→ The request
Scan the entries below. List each line with "Desktop".

→ Data entries
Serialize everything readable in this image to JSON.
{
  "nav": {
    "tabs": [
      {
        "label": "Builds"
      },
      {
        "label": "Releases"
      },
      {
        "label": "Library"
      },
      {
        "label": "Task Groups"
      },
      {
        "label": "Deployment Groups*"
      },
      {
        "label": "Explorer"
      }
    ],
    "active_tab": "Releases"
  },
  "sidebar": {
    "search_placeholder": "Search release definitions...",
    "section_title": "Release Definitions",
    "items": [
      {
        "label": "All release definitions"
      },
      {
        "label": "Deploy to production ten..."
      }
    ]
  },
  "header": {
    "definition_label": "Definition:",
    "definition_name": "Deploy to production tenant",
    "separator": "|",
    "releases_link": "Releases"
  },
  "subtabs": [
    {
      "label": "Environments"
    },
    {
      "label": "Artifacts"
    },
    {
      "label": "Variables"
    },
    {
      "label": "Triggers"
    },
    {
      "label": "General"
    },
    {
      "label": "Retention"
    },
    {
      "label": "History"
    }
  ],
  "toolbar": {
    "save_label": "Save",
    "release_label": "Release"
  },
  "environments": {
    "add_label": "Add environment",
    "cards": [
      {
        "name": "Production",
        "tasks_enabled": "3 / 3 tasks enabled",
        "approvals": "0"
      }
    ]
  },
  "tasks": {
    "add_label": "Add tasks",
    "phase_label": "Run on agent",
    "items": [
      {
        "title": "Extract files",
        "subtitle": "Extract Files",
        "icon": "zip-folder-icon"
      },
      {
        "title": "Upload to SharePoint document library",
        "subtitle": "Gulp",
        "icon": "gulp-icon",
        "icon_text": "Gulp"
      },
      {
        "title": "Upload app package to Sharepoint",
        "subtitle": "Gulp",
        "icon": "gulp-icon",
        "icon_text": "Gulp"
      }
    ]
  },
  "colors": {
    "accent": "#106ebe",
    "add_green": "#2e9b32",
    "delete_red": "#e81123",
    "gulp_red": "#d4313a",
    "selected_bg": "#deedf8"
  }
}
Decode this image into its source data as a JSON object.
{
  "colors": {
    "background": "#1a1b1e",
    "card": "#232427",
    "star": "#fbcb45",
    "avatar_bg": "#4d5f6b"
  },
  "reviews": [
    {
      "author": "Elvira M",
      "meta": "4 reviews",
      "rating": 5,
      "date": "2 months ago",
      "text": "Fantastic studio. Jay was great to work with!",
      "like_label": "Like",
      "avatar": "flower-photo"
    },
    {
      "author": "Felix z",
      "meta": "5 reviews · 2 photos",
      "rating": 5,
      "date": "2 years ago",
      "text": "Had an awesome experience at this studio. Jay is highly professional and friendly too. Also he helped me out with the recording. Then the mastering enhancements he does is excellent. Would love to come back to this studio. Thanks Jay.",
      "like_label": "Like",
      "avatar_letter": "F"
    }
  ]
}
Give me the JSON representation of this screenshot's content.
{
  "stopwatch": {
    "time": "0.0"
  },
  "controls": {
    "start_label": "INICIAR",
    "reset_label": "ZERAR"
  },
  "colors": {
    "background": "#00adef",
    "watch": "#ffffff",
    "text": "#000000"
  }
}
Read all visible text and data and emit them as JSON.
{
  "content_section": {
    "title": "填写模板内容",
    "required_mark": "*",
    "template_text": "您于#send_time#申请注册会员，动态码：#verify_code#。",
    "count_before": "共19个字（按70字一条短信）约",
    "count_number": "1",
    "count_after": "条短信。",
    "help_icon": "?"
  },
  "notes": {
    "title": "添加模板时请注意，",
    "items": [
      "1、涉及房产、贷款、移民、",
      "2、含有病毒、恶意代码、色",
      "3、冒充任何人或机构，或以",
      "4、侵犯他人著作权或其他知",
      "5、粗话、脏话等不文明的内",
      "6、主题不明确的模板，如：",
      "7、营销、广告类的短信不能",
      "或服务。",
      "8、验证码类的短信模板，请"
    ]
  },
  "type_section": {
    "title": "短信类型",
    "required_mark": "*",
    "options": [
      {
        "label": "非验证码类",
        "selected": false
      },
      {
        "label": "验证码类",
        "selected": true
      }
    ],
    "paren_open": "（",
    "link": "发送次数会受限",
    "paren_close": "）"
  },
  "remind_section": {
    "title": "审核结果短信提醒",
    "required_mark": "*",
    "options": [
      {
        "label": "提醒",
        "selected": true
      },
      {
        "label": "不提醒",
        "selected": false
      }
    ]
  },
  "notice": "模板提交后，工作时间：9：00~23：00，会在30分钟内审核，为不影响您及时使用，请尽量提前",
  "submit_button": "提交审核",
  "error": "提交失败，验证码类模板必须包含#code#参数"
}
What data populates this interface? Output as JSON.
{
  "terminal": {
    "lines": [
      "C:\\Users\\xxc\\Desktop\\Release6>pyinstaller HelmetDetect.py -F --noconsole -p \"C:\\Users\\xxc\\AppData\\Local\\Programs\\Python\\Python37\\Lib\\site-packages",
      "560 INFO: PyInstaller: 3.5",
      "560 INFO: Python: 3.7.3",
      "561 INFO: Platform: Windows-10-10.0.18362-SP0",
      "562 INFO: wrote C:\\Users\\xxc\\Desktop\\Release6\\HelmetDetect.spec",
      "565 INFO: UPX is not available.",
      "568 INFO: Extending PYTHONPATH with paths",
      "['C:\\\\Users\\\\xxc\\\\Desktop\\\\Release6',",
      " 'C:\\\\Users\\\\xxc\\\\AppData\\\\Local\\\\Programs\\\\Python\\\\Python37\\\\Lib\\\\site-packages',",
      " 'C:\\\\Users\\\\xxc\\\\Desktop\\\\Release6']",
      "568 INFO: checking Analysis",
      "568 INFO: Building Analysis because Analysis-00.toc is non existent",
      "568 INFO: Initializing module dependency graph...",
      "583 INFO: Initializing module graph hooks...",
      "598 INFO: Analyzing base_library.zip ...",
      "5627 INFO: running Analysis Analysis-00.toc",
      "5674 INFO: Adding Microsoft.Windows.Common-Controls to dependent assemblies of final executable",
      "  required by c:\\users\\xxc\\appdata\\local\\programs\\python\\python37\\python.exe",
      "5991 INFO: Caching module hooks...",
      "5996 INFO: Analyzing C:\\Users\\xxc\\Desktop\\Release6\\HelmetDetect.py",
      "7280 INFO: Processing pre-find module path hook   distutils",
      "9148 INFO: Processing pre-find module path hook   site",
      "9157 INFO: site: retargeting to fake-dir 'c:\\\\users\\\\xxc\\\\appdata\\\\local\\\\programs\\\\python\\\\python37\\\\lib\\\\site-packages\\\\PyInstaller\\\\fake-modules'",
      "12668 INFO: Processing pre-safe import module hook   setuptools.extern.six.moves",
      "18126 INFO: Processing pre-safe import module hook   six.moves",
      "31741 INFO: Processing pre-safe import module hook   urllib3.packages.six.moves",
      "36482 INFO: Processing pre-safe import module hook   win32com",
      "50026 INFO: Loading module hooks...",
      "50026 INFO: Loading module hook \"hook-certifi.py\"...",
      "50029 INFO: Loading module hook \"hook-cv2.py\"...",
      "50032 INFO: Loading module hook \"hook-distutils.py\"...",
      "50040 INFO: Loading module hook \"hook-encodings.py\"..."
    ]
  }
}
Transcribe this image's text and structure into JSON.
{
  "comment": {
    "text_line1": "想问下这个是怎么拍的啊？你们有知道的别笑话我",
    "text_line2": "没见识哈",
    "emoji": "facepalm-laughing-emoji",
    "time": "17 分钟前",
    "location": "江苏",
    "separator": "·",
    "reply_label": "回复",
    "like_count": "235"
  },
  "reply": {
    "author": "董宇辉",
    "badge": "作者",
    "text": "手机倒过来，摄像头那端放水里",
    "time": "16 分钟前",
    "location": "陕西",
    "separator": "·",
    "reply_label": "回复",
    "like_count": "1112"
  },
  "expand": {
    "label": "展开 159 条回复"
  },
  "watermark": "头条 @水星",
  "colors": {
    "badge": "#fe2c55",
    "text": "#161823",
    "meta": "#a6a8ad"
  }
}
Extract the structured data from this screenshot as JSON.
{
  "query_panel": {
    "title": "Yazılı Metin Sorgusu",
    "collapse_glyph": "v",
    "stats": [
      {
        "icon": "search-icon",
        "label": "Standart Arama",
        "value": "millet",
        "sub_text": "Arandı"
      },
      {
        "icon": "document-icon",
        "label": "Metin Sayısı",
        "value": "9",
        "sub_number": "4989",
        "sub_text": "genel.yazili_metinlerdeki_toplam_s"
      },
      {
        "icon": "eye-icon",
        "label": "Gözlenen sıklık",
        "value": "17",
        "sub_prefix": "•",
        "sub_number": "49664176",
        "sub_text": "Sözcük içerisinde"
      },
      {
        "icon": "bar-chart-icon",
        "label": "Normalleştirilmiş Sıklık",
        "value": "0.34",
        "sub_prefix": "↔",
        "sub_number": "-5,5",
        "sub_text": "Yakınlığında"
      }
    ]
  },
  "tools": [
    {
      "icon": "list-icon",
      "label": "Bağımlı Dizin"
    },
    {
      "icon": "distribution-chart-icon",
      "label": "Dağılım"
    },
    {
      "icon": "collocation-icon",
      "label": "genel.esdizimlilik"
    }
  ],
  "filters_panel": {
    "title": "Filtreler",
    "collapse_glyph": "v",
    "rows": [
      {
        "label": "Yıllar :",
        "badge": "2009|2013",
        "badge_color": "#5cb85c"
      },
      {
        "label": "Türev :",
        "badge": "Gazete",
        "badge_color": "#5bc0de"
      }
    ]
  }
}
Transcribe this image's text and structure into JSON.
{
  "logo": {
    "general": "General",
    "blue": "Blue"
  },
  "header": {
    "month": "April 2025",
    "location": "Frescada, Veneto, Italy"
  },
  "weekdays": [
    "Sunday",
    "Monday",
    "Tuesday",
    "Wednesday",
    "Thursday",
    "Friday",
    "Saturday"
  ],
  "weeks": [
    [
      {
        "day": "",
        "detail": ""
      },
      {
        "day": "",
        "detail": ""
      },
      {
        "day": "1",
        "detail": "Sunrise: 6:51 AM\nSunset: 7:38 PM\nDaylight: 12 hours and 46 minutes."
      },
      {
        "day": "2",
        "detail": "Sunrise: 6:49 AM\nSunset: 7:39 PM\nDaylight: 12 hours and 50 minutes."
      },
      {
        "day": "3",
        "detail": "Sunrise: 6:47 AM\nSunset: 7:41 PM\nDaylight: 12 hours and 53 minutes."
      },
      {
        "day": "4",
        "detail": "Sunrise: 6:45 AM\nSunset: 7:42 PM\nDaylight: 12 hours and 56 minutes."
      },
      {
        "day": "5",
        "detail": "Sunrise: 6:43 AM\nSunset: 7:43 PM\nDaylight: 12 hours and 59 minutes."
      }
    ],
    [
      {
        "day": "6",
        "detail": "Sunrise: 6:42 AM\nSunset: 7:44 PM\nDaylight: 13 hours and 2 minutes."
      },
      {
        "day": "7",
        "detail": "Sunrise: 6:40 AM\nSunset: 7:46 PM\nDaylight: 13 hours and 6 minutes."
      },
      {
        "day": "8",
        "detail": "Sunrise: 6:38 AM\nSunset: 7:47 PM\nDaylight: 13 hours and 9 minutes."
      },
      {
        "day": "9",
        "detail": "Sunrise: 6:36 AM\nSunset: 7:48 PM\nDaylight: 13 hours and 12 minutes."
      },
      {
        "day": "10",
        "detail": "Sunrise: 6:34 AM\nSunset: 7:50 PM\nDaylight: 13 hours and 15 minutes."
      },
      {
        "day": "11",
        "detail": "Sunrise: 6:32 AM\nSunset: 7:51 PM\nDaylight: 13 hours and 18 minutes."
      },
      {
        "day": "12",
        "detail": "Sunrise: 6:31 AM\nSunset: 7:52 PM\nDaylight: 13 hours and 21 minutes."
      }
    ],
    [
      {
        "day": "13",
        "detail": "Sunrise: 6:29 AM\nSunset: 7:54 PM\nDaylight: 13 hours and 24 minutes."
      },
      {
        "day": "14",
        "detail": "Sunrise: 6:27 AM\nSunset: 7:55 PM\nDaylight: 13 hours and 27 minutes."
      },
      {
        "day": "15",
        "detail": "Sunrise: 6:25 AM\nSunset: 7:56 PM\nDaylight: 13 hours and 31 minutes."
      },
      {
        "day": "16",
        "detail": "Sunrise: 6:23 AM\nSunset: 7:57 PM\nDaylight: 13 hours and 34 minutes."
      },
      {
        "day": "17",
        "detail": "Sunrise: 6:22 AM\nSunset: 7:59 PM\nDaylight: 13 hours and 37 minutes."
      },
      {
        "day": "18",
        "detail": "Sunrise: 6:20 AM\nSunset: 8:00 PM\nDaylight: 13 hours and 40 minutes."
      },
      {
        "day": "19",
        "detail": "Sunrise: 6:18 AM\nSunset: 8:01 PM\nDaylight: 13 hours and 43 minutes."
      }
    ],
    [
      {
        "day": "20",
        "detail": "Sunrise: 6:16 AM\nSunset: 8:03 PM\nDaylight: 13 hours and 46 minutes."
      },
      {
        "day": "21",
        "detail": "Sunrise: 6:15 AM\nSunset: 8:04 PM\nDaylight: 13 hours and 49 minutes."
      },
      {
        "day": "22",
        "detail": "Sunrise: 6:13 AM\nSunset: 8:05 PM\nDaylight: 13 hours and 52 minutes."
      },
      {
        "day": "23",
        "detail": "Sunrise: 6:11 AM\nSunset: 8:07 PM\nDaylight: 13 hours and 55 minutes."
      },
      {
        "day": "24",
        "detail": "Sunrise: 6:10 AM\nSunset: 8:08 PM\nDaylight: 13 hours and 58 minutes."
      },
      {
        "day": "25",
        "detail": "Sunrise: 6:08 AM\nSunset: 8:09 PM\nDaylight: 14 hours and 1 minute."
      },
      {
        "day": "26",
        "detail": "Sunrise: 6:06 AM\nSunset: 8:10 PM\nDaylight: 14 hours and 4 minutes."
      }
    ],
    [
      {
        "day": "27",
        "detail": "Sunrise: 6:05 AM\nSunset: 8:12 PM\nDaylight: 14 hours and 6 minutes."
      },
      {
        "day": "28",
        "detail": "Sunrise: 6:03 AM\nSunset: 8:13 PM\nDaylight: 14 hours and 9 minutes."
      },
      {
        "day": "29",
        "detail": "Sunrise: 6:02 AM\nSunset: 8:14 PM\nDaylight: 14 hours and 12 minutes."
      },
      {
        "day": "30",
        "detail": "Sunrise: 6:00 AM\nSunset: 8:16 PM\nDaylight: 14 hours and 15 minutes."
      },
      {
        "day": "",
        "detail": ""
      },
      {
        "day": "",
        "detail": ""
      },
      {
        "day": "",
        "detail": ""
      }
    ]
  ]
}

→ Exercise answer
      "C:\\Users\\xxc\\Desktop\\Release6>pyinstaller HelmetDetect.py -F --noconsole -p \"C:\\Users\\xxc\\AppData\\Local\\Programs\\Python\\Python37\\Lib\\site-packages",
      "562 INFO: wrote C:\\Users\\xxc\\Desktop\\Release6\\HelmetDetect.spec",
      "['C:\\\\Users\\\\xxc\\\\Desktop\\\\Release6',",
      " 'C:\\\\Users\\\\xxc\\\\Desktop\\\\Release6']",
      "5996 INFO: Analyzing C:\\Users\\xxc\\Desktop\\Release6\\HelmetDetect.py",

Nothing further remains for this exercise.